**Short task**
Gather the lines from the material that contain "agents".

**Information provided**
(begin)

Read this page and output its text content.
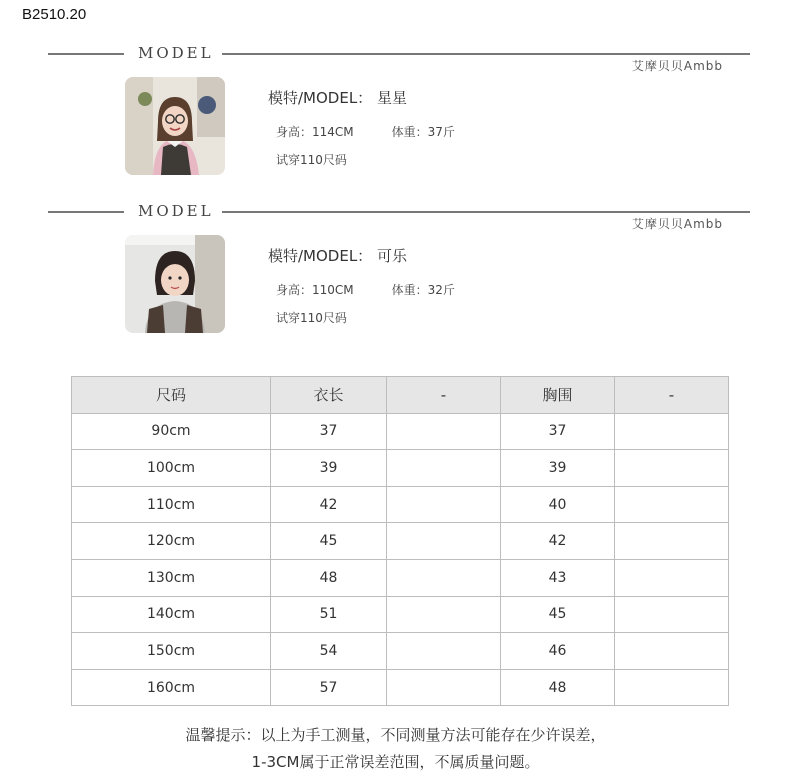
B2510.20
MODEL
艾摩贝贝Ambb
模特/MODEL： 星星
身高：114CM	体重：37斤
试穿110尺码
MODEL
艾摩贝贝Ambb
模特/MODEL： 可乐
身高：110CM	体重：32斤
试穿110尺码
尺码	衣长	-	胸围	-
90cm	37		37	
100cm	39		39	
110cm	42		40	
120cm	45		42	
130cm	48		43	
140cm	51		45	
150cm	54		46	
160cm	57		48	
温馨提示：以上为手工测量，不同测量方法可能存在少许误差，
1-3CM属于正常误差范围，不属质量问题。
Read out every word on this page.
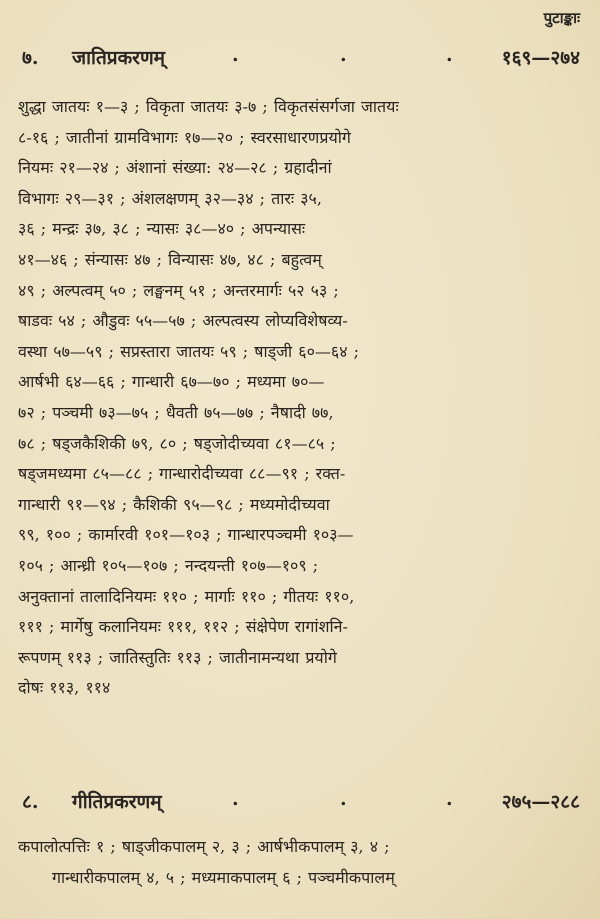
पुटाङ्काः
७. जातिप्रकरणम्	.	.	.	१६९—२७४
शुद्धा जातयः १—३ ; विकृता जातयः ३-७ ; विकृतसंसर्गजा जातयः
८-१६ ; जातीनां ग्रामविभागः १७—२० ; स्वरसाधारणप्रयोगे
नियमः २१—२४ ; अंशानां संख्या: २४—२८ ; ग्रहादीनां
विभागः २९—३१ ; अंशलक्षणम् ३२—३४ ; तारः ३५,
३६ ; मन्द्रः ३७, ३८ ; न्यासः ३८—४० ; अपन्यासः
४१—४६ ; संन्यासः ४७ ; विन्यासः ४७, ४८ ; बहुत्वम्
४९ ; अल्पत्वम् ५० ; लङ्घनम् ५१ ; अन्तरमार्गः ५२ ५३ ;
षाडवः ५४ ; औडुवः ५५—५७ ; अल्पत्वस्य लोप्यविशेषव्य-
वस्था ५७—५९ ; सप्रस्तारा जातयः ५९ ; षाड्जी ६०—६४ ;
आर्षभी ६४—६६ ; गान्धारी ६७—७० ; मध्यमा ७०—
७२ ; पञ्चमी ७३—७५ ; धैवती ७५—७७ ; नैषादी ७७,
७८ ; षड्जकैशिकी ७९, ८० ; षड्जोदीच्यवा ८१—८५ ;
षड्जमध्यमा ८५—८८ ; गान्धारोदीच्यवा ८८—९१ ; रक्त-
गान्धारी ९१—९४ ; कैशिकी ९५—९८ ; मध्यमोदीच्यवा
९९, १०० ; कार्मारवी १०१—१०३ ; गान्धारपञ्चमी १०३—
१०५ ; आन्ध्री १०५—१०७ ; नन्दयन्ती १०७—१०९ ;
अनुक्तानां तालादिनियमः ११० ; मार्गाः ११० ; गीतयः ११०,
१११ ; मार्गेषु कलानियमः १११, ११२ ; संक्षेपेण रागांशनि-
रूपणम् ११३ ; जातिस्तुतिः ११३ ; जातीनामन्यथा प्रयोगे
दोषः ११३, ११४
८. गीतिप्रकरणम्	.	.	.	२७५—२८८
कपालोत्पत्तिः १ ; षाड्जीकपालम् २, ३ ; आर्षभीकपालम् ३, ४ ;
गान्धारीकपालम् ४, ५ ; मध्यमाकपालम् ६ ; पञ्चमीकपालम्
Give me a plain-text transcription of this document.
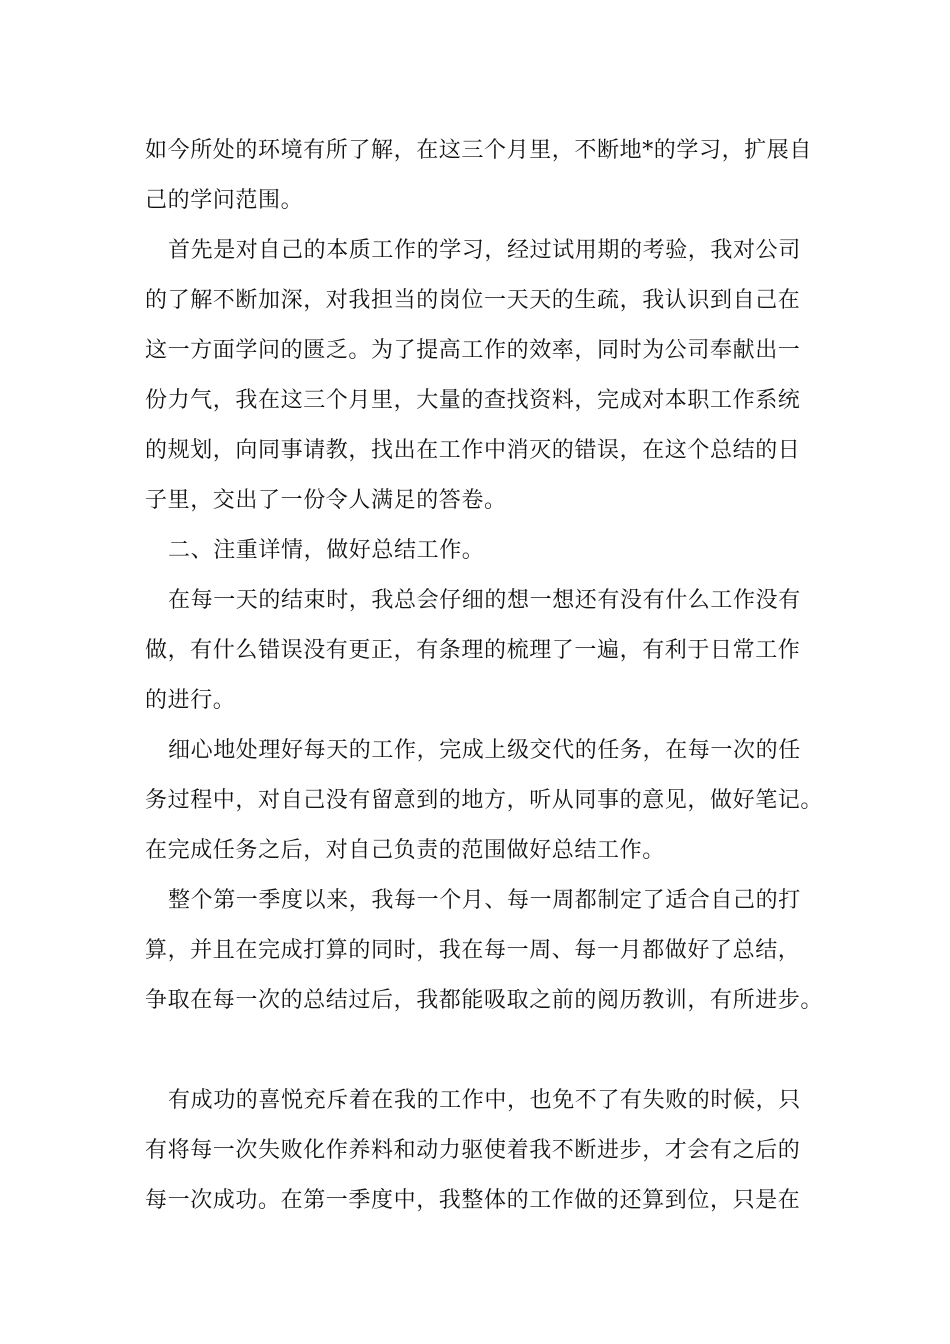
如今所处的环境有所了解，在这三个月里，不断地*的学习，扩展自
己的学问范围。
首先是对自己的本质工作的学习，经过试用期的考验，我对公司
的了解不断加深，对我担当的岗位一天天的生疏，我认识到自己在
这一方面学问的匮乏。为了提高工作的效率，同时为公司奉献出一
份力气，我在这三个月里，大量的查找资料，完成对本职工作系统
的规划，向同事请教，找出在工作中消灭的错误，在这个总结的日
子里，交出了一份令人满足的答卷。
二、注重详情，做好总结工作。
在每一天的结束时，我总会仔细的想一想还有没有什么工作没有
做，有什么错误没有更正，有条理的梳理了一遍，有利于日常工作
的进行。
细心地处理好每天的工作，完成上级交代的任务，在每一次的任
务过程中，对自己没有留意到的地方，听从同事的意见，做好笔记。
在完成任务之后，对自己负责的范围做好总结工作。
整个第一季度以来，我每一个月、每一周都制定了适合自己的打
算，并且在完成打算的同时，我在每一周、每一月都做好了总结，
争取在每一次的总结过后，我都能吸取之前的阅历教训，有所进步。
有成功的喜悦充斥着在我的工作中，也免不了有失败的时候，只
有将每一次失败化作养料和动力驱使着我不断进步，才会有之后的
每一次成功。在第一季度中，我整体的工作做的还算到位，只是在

(end)
(begin)

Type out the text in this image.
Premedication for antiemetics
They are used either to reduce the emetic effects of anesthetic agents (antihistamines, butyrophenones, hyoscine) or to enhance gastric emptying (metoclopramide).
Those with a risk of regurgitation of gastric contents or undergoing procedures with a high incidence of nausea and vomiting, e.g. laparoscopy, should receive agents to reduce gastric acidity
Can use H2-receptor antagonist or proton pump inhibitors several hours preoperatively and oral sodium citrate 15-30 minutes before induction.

(end)

**Completed exercise**
They are used either to reduce the emetic effects of anesthetic agents (antihistamines, butyrophenones, hyoscine) or to enhance gastric emptying (metoclopramide).
Those with a risk of regurgitation of gastric contents or undergoing procedures with a high incidence of nausea and vomiting, e.g. laparoscopy, should receive agents to reduce gastric acidity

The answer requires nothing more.